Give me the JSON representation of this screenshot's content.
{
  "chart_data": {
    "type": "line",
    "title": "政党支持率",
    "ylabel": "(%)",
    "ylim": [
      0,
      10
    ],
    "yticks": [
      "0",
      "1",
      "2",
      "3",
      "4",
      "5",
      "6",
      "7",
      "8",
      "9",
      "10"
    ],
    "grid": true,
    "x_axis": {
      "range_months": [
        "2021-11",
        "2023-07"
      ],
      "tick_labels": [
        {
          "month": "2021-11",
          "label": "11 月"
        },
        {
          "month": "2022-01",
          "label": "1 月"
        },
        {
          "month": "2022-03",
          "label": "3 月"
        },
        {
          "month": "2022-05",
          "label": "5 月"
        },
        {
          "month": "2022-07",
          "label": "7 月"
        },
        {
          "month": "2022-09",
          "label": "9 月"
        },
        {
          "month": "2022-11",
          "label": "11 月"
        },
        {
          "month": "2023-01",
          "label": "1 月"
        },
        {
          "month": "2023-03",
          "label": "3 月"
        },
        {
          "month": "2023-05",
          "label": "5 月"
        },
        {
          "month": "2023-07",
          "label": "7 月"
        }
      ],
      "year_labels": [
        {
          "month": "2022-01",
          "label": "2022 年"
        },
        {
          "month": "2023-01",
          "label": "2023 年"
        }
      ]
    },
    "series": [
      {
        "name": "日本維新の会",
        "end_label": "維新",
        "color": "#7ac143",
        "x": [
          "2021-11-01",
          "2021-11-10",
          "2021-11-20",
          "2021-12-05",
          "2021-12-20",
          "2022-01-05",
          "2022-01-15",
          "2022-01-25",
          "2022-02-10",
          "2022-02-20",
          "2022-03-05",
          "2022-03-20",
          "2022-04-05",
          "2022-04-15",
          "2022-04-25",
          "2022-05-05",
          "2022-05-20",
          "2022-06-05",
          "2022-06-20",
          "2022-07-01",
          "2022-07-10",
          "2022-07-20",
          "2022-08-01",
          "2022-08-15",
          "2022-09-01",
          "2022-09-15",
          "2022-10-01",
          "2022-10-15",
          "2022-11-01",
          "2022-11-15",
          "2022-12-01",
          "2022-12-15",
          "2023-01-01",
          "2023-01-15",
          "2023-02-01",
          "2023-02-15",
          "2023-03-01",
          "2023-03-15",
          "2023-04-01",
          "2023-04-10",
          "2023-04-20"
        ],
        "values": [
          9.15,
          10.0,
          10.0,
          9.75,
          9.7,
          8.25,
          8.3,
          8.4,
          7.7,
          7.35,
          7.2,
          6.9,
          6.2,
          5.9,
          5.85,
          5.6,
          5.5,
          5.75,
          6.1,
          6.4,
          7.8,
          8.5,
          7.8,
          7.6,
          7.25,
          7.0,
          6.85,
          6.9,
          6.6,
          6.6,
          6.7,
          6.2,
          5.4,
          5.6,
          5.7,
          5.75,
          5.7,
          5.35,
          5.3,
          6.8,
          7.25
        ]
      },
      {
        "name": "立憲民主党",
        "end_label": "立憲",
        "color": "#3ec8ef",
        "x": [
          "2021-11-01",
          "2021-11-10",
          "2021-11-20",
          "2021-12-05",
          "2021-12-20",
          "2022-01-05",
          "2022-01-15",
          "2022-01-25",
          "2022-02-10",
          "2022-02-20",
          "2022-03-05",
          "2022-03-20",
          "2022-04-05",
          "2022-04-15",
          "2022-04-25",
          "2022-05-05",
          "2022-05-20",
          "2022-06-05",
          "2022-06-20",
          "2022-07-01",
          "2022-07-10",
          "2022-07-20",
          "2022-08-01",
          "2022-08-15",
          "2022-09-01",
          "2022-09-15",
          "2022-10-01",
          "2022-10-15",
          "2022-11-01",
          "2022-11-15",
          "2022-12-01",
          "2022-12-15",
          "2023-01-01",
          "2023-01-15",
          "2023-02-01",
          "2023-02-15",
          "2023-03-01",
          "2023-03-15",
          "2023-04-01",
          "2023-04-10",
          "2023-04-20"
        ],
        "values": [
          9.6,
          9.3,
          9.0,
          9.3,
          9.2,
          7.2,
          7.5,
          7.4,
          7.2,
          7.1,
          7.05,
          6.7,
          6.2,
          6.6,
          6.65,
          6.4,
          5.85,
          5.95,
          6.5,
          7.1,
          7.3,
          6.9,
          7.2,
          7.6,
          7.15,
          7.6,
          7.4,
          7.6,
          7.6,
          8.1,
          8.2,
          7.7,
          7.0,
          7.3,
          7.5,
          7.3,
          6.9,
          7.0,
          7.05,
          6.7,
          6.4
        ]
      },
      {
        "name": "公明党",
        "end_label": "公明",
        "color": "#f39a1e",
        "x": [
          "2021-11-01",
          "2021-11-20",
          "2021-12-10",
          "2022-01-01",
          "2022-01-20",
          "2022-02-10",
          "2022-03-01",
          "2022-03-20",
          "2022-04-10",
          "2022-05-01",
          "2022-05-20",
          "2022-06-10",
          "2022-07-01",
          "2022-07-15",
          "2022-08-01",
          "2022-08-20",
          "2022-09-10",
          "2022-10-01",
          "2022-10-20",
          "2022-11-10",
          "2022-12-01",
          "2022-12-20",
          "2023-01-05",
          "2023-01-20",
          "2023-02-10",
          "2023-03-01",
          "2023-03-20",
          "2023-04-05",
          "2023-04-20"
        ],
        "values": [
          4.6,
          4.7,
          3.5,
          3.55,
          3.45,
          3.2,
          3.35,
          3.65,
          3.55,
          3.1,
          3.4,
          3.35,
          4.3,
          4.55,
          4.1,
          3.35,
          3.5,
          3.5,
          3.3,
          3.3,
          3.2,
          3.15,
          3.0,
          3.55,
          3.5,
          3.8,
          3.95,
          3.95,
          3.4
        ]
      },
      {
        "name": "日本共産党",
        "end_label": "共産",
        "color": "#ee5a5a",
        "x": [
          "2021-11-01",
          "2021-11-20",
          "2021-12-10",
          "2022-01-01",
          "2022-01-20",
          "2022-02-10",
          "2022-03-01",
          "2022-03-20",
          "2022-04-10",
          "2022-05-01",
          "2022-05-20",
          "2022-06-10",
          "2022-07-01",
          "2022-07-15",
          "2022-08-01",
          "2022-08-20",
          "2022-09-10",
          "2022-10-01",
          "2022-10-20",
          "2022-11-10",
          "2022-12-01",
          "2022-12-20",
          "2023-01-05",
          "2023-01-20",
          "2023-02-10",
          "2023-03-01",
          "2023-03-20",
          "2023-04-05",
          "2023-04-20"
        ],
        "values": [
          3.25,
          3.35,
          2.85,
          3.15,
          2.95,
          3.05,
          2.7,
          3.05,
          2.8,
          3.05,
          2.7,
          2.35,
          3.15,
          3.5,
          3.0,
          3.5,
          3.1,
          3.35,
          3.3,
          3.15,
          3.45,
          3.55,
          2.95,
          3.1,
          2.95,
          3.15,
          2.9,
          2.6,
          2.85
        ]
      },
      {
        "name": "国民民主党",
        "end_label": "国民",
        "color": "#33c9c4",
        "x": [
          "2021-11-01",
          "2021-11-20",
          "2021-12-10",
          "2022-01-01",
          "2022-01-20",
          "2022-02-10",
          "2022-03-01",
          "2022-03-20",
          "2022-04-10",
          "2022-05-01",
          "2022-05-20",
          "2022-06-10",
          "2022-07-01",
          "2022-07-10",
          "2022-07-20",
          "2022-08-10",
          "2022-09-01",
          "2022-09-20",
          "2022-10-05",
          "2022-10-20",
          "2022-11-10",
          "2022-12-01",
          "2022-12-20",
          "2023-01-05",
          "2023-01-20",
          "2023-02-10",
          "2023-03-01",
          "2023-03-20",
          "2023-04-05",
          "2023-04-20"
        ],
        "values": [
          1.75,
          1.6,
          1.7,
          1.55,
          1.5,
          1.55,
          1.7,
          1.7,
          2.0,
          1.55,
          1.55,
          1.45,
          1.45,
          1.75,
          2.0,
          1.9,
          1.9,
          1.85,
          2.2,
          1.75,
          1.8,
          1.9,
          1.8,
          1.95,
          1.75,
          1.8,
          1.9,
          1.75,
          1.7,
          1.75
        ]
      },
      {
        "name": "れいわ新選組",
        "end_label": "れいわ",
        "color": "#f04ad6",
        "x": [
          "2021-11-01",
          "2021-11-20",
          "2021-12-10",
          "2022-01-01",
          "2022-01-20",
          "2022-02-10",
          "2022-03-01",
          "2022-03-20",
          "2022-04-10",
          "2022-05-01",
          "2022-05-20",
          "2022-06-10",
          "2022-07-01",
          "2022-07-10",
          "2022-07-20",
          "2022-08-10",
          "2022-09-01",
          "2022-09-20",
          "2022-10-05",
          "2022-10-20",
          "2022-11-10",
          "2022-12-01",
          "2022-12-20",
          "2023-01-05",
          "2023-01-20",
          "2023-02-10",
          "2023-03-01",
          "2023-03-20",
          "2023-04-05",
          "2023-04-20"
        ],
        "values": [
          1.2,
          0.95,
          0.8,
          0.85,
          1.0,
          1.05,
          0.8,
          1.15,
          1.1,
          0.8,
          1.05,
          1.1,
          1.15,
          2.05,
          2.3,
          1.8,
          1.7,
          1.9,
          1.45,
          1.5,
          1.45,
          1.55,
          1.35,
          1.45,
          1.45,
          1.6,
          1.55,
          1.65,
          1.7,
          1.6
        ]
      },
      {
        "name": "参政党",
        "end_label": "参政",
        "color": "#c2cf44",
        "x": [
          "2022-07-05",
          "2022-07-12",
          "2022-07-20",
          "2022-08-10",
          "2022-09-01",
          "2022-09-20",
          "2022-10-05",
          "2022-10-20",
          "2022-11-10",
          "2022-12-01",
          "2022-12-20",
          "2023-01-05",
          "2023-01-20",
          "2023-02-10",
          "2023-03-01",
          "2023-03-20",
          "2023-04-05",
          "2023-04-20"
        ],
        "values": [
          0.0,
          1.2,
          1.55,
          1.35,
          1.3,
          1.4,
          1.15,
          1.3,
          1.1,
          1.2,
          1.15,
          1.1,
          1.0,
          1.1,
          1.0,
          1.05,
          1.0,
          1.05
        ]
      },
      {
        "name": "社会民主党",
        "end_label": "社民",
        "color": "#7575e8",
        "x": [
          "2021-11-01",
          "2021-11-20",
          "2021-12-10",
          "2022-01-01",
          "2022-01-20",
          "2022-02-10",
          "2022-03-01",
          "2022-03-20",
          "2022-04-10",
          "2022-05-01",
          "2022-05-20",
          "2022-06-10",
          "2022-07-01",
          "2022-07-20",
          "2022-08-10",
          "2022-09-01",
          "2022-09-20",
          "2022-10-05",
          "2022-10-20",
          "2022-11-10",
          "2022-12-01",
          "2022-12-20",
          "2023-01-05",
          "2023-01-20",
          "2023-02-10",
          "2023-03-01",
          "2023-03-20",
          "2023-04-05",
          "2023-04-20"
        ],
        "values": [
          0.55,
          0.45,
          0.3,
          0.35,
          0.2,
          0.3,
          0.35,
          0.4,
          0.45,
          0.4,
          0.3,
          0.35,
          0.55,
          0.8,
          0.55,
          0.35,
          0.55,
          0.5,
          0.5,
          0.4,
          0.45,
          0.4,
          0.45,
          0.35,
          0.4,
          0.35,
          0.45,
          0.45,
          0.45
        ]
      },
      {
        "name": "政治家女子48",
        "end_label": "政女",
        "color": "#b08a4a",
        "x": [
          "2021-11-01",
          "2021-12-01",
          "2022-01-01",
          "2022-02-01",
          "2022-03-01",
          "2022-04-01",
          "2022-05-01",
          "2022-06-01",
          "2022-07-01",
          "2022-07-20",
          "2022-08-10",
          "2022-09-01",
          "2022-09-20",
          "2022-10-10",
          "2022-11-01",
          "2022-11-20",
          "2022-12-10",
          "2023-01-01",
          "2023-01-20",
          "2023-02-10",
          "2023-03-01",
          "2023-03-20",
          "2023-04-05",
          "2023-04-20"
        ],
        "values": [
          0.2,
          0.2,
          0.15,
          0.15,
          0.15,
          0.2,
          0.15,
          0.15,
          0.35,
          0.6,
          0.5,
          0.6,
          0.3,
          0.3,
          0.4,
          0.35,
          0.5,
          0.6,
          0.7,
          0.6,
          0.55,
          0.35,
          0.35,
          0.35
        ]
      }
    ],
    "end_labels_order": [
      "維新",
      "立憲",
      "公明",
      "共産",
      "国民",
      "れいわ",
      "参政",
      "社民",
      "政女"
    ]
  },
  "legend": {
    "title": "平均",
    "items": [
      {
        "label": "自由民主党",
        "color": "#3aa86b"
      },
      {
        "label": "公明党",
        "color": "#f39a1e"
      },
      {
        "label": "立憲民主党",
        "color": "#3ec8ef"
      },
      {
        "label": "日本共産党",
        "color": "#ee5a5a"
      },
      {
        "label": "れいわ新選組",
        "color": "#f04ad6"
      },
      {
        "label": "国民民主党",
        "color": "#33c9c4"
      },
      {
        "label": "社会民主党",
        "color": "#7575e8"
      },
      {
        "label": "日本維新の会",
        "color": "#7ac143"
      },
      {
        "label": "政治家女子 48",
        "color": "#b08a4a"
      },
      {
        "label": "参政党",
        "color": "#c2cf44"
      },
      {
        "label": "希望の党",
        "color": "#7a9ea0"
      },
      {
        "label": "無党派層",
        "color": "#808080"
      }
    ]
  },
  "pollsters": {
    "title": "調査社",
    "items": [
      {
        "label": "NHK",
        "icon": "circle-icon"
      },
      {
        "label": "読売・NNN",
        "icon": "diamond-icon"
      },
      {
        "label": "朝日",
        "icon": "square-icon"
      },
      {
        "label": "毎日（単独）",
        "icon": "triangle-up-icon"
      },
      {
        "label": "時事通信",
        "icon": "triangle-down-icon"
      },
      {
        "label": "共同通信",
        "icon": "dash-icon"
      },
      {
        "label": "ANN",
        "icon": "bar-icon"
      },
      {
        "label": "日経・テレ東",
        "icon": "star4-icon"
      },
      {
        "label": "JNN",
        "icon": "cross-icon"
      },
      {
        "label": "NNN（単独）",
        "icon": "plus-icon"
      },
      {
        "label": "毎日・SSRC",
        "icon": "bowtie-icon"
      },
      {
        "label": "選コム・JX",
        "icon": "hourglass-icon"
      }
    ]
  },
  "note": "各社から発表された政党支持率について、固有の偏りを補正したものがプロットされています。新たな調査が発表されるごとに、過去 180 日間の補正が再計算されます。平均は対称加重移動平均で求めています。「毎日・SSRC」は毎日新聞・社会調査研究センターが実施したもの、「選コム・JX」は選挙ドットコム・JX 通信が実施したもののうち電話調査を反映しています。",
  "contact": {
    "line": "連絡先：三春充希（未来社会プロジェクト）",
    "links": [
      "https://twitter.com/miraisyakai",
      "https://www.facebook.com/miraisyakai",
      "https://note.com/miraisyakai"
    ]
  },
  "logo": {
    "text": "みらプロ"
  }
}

....

[Problem to solve] Establish how many lines of the records contain the string "note" and state that number without elaboration.

[Correct response] 2